#### Short problem:
From the line that includes "What does this" to the last line of the data, quote each line precisely; both boundary lines belong in the answer.

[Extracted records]

— Begin —

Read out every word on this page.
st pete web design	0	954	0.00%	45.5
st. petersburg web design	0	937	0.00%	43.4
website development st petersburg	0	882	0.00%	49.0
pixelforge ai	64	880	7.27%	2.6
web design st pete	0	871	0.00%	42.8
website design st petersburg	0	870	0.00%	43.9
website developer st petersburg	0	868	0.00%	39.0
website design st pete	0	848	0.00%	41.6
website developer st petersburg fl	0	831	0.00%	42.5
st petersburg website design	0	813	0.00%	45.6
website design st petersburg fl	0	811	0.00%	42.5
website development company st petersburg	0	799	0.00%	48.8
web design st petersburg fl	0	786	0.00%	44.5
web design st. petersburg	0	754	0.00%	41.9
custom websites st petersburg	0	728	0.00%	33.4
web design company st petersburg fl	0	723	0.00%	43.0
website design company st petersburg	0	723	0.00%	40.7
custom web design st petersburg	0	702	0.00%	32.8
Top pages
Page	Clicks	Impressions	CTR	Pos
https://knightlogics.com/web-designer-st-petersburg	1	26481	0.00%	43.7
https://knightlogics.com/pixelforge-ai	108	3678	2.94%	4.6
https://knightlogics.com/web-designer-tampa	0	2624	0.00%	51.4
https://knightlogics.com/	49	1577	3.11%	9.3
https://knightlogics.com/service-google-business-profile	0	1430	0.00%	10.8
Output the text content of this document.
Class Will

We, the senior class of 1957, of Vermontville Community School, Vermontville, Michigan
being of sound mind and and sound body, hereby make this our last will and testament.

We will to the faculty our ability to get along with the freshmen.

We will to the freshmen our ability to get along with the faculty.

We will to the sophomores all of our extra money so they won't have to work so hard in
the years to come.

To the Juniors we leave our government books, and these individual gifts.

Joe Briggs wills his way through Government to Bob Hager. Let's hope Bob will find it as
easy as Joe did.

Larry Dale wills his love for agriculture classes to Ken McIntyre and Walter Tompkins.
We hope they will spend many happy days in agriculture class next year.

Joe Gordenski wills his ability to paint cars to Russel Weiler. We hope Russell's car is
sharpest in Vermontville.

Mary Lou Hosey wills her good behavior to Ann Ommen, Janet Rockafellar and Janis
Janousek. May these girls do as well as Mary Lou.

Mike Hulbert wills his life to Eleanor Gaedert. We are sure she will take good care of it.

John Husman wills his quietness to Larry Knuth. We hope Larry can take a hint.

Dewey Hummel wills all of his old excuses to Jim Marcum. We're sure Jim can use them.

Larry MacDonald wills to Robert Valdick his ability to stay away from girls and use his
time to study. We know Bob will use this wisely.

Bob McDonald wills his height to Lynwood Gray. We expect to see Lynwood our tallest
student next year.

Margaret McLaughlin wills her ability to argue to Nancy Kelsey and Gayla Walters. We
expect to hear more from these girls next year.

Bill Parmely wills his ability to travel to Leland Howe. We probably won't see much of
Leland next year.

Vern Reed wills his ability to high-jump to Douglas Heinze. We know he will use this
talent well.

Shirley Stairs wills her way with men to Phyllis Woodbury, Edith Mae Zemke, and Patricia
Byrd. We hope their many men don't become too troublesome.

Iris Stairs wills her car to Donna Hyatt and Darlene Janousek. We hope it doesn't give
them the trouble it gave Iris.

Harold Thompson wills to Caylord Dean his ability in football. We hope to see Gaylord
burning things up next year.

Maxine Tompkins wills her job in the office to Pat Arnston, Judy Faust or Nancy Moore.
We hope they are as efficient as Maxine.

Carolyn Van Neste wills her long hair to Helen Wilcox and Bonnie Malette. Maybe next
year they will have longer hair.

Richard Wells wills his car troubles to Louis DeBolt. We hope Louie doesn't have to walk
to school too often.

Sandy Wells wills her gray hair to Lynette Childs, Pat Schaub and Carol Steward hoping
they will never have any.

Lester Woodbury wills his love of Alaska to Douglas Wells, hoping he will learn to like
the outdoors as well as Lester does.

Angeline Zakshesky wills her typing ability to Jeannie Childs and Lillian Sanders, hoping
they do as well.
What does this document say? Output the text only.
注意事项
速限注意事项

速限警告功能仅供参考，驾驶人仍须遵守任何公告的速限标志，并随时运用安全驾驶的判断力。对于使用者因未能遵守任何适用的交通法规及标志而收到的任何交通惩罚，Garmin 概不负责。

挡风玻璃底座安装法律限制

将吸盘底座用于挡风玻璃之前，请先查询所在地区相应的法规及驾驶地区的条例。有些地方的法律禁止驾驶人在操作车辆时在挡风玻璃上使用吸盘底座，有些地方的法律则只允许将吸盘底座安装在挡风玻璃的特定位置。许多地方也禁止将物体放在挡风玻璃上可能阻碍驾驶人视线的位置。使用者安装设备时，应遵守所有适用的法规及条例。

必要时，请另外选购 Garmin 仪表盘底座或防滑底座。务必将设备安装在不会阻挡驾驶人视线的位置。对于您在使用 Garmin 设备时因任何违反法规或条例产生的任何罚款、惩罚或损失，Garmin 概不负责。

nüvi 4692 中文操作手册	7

— End —

#### Full response:
What does this document say? Output the text only.
注意事项
速限注意事项

速限警告功能仅供参考，驾驶人仍须遵守任何公告的速限标志，并随时运用安全驾驶的判断力。对于使用者因未能遵守任何适用的交通法规及标志而收到的任何交通惩罚，Garmin 概不负责。

挡风玻璃底座安装法律限制

将吸盘底座用于挡风玻璃之前，请先查询所在地区相应的法规及驾驶地区的条例。有些地方的法律禁止驾驶人在操作车辆时在挡风玻璃上使用吸盘底座，有些地方的法律则只允许将吸盘底座安装在挡风玻璃的特定位置。许多地方也禁止将物体放在挡风玻璃上可能阻碍驾驶人视线的位置。使用者安装设备时，应遵守所有适用的法规及条例。

必要时，请另外选购 Garmin 仪表盘底座或防滑底座。务必将设备安装在不会阻挡驾驶人视线的位置。对于您在使用 Garmin 设备时因任何违反法规或条例产生的任何罚款、惩罚或损失，Garmin 概不负责。

nüvi 4692 中文操作手册	7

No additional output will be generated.